Texte source:
Le Burkina Faso, le Mali et le Niger ont signé dimanche à Ouagadougou deux accords visant à encadrer la mobilité et le déploiement de volontaires entre les trois pays membres de la Confédération des États du Sahel (AES).
Les deux textes ont été signés au terme de deux journées de travaux, les 29 et 30 août, réunissant les responsables des structures nationales chargées du volontariat des trois pays, en marge du Forum confédéral de la jeunesse et du volontariat de l’AES.
Les travaux ont abouti à la signature d’une convention-cadre tripartite et d’un protocole opérationnel définissant les modalités de mise en œuvre d’un programme de « volontariat de réciprocité ».
Ce mécanisme doit notamment encadrer la mobilisation, le recrutement, le déploiement et la gestion des volontaires au sein des trois États membres.
Il vise également à permettre à de jeunes volontaires de participer à des actions de développement dans les autres pays de l’espace AES, tout en favorisant le partage d’expériences, de compétences et de savoir-faire.
« Cette démarche ouvre de nouvelles perspectives pour le partage d’expériences et de savoir-faire entre les volontaires des trois États », a déclaré Djourmité Nestor Noufé, directeur général du GIP-Programme national de volontariat au Burkina Faso.

Consigne de travail A:
Pouvez-vous recopier fidèlement l'article sur les accords de volontariat de l'AES, en commençant à « Les travaux ont » et en terminant à « et de savoir-faire. » ?
Consigne de travail B:
Pourriez-vous poursuivre l'article sur les accords de volontariat de l'AES à partir de sa dernière phrase ?
Les lignes fournies ne vous seront d'aucune utilité ici.

Données fournies:
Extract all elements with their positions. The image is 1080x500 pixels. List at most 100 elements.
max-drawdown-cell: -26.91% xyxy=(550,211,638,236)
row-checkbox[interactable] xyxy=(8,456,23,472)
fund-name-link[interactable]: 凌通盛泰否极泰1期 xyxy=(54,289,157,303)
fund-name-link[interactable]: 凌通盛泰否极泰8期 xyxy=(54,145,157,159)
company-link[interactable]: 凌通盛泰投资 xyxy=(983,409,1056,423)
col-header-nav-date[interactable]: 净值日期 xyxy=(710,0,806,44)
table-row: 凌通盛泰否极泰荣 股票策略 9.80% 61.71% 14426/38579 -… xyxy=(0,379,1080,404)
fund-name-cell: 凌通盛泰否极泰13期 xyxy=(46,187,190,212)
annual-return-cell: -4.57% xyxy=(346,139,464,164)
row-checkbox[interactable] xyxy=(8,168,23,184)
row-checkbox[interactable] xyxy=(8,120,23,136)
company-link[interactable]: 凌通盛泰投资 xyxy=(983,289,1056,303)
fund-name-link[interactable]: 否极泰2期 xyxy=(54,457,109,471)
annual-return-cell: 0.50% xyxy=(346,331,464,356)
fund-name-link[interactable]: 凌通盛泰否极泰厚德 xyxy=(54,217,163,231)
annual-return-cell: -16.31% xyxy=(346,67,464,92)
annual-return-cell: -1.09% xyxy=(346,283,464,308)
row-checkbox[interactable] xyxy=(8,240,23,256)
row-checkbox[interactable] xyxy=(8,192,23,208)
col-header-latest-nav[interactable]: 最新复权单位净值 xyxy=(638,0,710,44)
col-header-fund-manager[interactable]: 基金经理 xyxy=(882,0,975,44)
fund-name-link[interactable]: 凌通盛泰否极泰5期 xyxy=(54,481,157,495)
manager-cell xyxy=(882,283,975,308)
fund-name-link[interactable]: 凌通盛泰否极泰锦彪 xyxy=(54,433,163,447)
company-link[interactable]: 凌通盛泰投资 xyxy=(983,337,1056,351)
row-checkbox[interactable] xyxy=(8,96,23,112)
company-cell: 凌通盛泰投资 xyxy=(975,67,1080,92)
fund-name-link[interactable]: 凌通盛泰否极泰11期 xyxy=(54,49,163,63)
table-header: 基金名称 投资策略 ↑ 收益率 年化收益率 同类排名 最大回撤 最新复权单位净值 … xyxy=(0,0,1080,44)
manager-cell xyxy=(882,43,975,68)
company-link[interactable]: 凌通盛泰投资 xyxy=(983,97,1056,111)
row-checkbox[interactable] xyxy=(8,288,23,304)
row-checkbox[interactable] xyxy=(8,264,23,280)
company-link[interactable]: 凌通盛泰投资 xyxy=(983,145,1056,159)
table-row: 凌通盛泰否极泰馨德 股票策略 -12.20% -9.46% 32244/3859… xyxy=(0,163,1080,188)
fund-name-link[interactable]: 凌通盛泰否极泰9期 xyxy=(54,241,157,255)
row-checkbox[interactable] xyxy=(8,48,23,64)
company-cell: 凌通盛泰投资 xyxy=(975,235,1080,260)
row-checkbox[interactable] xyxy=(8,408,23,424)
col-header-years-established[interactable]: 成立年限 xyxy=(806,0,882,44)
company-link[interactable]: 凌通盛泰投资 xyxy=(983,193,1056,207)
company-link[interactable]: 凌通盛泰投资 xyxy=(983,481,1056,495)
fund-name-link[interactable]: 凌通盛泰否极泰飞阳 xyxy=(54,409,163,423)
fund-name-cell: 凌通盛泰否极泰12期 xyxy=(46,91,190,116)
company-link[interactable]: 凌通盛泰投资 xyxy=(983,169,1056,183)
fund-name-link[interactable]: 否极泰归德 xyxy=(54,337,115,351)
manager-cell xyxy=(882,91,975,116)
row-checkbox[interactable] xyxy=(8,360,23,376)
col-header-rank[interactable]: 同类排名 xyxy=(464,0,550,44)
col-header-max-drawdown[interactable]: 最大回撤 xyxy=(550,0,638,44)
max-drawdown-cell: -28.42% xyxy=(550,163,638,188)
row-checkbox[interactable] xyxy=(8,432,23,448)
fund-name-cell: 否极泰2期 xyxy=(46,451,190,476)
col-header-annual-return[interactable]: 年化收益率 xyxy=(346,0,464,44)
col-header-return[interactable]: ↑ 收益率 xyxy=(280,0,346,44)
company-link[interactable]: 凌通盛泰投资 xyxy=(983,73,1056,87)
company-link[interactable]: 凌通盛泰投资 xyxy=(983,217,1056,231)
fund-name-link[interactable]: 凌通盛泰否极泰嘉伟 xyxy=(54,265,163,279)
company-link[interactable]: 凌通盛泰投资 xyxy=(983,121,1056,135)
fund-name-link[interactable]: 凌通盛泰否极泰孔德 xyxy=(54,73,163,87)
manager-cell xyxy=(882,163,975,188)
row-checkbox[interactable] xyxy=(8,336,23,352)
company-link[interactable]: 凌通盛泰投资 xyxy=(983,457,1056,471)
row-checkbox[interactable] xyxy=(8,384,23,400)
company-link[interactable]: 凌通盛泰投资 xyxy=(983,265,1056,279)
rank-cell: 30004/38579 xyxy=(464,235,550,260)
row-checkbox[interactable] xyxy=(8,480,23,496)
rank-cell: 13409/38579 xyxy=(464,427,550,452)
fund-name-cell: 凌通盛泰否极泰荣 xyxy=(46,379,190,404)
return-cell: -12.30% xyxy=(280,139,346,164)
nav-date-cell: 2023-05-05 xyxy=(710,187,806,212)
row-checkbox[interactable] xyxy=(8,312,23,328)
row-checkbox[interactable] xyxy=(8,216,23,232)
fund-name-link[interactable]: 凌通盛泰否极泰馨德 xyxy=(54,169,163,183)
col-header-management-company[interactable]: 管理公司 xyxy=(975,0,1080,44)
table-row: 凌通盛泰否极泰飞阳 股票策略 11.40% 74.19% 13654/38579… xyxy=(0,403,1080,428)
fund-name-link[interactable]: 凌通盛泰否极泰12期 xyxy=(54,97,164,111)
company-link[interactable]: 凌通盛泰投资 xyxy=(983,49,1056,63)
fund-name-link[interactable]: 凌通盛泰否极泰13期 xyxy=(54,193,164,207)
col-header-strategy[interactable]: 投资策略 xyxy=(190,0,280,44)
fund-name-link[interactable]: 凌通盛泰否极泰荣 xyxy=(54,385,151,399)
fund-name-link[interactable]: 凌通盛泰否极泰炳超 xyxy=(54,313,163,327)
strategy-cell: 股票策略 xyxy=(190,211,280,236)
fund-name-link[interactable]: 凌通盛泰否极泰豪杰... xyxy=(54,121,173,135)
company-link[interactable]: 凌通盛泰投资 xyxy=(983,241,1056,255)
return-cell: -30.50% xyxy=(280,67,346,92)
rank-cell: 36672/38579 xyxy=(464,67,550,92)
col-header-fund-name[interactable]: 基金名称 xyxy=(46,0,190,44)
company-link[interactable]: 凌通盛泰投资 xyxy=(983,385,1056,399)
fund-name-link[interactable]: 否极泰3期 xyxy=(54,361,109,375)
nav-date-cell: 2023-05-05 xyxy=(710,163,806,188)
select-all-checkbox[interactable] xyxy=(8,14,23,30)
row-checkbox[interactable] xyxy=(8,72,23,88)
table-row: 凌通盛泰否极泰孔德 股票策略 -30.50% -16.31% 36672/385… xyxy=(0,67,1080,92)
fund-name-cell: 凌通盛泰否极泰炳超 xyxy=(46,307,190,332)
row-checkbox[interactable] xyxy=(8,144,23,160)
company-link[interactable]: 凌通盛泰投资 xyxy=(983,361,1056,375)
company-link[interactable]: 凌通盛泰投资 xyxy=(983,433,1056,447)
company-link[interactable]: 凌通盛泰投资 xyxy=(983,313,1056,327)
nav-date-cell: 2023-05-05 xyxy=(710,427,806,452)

Réponse rédigée A:
Les travaux ont abouti à la signature d’une convention-cadre tripartite et d’un protocole opérationnel définissant les modalités de mise en œuvre d’un programme de « volontariat de réciprocité ».
Ce mécanisme doit notamment encadrer la mobilisation, le recrutement, le déploiement et la gestion des volontaires au sein des trois États membres.
Il vise également à permettre à de jeunes volontaires de participer à des actions de développement dans les autres pays de l’espace AES, tout en favorisant le partage d’expériences, de compétences et de savoir-faire.

Réponse rédigée B:
Ses homologues du Niger et du Mali, Albachir Aboubacar et Ousmane Sina Diallo, ont présenté ce cadre commun comme une nouvelle étape dans le renforcement de la coopération et de la solidarité entre les trois pays.
Réunis au sein de la Confédération des États du Sahel, le Burkina Faso, le Mali et le Niger multiplient les initiatives destinées à renforcer leur coopération dans plusieurs domaines, notamment la jeunesse, le développement et la mobilisation citoyenne.
La signature de ces deux accords marque ainsi une étape vers l’opérationnalisation d’un mécanisme confédéral de volontariat, appelé à renforcer la mobilité des jeunes et les échanges d’expériences au sein de l’espace AES.